◆ EXTRACTO SELECCIONADO ◆
####################
CUARTO.- Alega en ultimo lugar el recurrente infracción por inaplicación de los arts 16 y 62 del CP. Entiende el recurrente que el delito no llegó a consumarse porque le detuvieron inmediatamente de producirse los hechos y durante el tiempo que transcurrió entre la comisión y la detención siemnpre estuvo vigilado por el testigo C. Esteban .
El motivo tampoco puede prosperar, porque la parte recurrente debe tener presente que aunque es cierto que el acusado fué detenido sin solución de continuidad, también lo es que los otros autores sí tuvieron plena disponibilidad del objeto sustraido, de hecho, el movil sustraido no apareció ni siquiera cuando fueron detenidos.
En definitiva, el recurso deber ser integramente desestimado.
II.- RECURSO INTERPUESTO POR Íñigo .
QUINTO.-Formula recurso de apelación el recurrente alegando, en primer lugar, error en la valoración de la prueba. Considera el recurrente en definitiva, que de las pruebas practicadas no se acreditó que participara en el robo por el que ha sido condenado.
El motivo no puede prosperar, las alegaciones vertidas por este Tribunal en el recurso que se ha abordado con anterioridad son de aplicación al presente recurso, de tal suerte que consideramos que las testificales de Esteban y del perjudicado prestadas en el juicio oral bajo el principio de inmediación no sólo son hábiles para enervar la presunción de inocencia del acusado sino que, además, fueron valoradas con lógica y ponderación por la magistrada a quo sin que existan motivos para sustituirla por la valoración que propone el recurrente, que sólo se sustenta en el legítimo derecho de defensa que le ampara.
SEXTO.- Alega, en segundo lugar, el recurrente infracción de Ley al entender que no puede considerarse autor sino cómplice ya que, en todo caso, su actividad se limitó a vigilar y que se ha obviado la aplicación del art 242,3º del CP, visto, por una parte, la menor entidad de la violencia, por otra, que no se llegó a hacer uso de los objetos peligrosos que no portaba el acusado recurrente y, por último, la escasa entidad de lo sustraido: 60 euros.
Los motivos deben ser desestimados, haciendo extensivos a este recurso los razonamientos contenidos en los fundamentos segundo, tercero y cuarto de esta resolución. A ellos solo cabría añadir que, por lo declarado por el perjudicado y por el testigo C Esteban , la participación del recurrente resulta, incluso, más activa que la del acusado Jesus Miguel , pues no se quedó alejado sino cerca de la víctima y participó activamente en el acometimiento fisico y verbal.
####################
◆ MATERIAL PROPORCIONADO ◆
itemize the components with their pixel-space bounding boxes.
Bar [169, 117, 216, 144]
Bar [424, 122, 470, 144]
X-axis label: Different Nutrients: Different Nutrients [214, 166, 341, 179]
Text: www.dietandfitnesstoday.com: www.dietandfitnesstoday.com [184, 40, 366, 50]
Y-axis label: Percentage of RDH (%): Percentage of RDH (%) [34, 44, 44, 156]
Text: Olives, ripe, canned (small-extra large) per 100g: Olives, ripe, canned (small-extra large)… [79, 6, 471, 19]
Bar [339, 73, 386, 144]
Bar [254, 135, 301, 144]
####################
◆ ORDEN DE TRABAJO ◆
Reproduce literalmente el pasaje de la resolución que va desde "CUARTO.- Alega en" hasta "cuando fueron detenidos.", ambos incluidos.

◆ SOLUCIÓN PROPUESTA ◆
CUARTO.- Alega en ultimo lugar el recurrente infracción por inaplicación de los arts 16 y 62 del CP. Entiende el recurrente que el delito no llegó a consumarse porque le detuvieron inmediatamente de producirse los hechos y durante el tiempo que transcurrió entre la comisión y la detención siemnpre estuvo vigilado por el testigo C. Esteban .
El motivo tampoco puede prosperar, porque la parte recurrente debe tener presente que aunque es cierto que el acusado fué detenido sin solución de continuidad, también lo es que los otros autores sí tuvieron plena disponibilidad del objeto sustraido, de hecho, el movil sustraido no apareció ni siquiera cuando fueron detenidos.